Les caucus démocrate et républicain dans l’Iowa lundi soir marquent le premier test de la campagne de l’élection présidentielle 2016 des États-Unis, mais ils impliqueront une infime fraction seulement de la population de l’un des plus petits États américains. Le système électoral américain est le moins démocratique et le plus sujet aux manipulations de tous les pays capitalistes majeurs censés être démocratiques. Seuls deux partis – tous les deux de droite et contrôlés par les intérêts des grandes entreprises – ont un monopole de fait.
Il y a une contradiction aiguë et intensifiée entre la population vaste et diversifiée des États-Unis, un pays de 330 millions de personnes, et une structure politique contrôlée par le 0,1 pour cent le plus riche de la population.
Le système des deux partis, contrôlé par cette élite, fait face à une crise sans précédent de sa légitimité politique. Les démocrates comme les républicains – des institutions politiques qui sont vieilles de plus de 160 ans – sont en train de perdre leur emprise sur une population qui est profondément et fondamentalement séparée de l’establishment politique.
Les médias ont été pris par surprise par l’émergence de candidats dans les deux partis politiques dont la montée soudaine et la popularité étaient imprévues : Donald Trump du côté républicain et le sénateur Bernie Sanders du côté démocrate.

» ÉNONCÉ 1: D'après le texte sur les caucus de l'Iowa, combien de personnes compte la population des États-Unis ?
» ÉNONCÉ 2: Recopiez mot pour mot le passage du texte sur les caucus de l'Iowa qui commence aux mots « Les caucus démocrate » et s'arrête après les mots « monopole de fait. ».
» ÉNONCÉ 3: Écrivez la suite du texte sur les caucus de l'Iowa et la présidentielle américaine de 2016, en partant de sa dernière phrase.

» DONNÉES FOURNIES:
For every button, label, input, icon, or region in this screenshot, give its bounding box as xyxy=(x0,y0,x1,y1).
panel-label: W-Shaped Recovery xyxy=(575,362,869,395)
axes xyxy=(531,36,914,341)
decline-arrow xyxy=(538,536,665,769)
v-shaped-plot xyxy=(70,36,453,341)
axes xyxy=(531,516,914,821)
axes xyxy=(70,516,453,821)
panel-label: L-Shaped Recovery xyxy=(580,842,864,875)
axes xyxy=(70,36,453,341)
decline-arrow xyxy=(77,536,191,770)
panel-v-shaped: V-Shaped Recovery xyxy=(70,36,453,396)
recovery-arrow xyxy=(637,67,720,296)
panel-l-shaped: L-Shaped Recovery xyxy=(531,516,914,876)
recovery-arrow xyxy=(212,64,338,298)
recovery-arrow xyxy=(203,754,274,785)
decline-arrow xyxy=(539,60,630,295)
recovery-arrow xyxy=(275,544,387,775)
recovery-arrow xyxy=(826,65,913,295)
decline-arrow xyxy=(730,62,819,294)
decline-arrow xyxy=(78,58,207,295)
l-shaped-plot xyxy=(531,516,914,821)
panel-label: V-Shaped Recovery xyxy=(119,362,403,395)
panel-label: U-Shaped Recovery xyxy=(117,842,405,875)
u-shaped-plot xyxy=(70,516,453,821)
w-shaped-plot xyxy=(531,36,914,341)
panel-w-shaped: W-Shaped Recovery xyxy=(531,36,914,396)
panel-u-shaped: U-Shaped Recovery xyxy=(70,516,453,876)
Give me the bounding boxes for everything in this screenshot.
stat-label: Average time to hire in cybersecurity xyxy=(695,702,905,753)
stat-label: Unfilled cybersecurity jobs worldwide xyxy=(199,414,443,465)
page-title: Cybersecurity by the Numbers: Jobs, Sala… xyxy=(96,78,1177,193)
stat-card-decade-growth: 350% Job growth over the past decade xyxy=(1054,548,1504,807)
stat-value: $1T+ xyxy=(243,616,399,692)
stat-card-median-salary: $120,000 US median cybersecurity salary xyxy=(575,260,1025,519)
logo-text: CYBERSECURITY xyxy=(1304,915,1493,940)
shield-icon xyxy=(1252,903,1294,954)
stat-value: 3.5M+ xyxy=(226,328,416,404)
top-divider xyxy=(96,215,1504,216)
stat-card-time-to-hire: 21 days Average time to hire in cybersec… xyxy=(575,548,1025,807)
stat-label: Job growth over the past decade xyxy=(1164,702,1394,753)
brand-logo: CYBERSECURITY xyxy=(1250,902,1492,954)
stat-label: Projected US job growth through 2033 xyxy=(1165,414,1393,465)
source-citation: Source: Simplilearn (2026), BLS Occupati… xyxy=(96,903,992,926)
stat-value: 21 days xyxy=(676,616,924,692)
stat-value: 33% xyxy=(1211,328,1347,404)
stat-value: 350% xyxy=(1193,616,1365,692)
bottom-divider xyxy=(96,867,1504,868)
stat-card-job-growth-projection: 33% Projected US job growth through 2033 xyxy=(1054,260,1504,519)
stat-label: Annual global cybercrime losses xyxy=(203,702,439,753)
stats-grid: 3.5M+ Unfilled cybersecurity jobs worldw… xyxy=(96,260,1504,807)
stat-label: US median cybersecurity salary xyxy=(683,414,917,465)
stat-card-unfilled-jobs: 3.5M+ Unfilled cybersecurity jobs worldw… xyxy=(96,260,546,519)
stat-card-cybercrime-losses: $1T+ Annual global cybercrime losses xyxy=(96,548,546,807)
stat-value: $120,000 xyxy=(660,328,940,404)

» RÉPONSE ATTENDUE 1: 330 millions de personnes.

» RÉPONSE ATTENDUE 2:
Les caucus démocrate et républicain dans l’Iowa lundi soir marquent le premier test de la campagne de l’élection présidentielle 2016 des États-Unis, mais ils impliqueront une infime fraction seulement de la population de l’un des plus petits États américains. Le système électoral américain est le moins démocratique et le plus sujet aux manipulations de tous les pays capitalistes majeurs censés être démocratiques. Seuls deux partis – tous les deux de droite et contrôlés par les intérêts des grandes entreprises – ont un monopole de fait.

» RÉPONSE ATTENDUE 3:
Au début de la campagne, la candidature de Trump, magnat de l’immobilier et célébrité de la télévision « réalité », a été considérée comme un facteur secondaire, divertissant, qui perdrait rapidement son public. Quant à Sanders, les médias avaient largement ignoré l’annonce de sa candidature, en supposant que la campagne d’un septuagénaire qui se décrit comme un socialiste démocratique n’attirerait qu’un soutien négligeable.
Contrairement à toutes les attentes, tant Trump que Sanders ont acquis un soutien de masse et ont émergé comme les figures dominantes du processus des primaires. Il y a une prise de conscience croissante au sein de l’establishment politique que la campagne Trump est une affaire parfaitement sérieuse, et que Trump peut devenir le candidat du Parti républicain. Et tandis que les intérêts des entreprises financières qui contrôlent le Parti démocrate attendent toujours qu’une Clinton lourdement endommagée remporte l’investiture, la candidature Sanders est considérée comme un signe avant-coureur d’un mouvement politique de gauche persistant et incontrôlable.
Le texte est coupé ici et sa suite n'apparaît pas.